--- begin Extracted information ---

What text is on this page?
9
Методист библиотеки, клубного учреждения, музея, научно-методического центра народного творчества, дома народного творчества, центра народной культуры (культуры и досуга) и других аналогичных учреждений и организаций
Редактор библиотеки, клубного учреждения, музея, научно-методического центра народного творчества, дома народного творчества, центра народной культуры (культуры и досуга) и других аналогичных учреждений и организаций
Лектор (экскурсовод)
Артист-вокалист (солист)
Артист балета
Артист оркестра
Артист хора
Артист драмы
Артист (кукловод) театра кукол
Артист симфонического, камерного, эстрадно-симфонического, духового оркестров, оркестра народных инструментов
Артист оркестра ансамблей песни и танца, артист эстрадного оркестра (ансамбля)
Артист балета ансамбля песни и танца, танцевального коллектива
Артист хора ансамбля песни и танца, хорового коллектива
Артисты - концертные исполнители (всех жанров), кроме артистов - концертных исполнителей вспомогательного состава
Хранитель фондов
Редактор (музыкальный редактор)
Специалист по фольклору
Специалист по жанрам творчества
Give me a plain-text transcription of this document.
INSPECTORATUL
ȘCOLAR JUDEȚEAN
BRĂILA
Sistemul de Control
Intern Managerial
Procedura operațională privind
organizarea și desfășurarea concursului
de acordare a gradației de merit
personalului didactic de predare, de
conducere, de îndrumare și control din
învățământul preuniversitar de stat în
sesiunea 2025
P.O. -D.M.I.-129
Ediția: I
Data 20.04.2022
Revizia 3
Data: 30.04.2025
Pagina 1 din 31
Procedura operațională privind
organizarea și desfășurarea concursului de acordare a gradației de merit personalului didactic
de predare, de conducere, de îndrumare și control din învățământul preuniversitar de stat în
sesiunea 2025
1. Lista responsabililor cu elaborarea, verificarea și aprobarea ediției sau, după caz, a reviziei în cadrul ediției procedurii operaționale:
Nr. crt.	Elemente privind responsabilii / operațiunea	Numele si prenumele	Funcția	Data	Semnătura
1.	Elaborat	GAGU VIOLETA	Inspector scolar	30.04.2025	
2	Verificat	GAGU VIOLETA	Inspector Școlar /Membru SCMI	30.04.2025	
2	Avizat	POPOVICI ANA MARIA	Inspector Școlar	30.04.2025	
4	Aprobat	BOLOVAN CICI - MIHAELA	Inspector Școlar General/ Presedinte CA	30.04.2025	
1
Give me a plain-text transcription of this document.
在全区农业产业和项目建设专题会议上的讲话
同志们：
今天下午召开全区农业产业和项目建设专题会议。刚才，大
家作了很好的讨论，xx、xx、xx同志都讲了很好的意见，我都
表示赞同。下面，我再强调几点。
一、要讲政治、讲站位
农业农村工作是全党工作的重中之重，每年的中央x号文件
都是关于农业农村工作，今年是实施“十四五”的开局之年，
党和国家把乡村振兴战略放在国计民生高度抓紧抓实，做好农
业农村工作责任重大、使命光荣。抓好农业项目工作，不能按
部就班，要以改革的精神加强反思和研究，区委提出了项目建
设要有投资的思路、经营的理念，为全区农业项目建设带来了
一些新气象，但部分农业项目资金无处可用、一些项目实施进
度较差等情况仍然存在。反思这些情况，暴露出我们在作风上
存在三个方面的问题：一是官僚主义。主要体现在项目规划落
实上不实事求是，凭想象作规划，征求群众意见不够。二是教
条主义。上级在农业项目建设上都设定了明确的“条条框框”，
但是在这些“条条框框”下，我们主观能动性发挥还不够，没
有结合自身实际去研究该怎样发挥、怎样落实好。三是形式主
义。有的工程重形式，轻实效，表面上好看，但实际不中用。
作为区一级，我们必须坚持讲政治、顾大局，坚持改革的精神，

--- end Extracted information ---

Given request> Select and copy every line of the material that holds the string "desfășurarea".

Correct answer>
organizarea și desfășurarea concursului
organizarea și desfășurarea concursului de acordare a gradației de merit personalului didactic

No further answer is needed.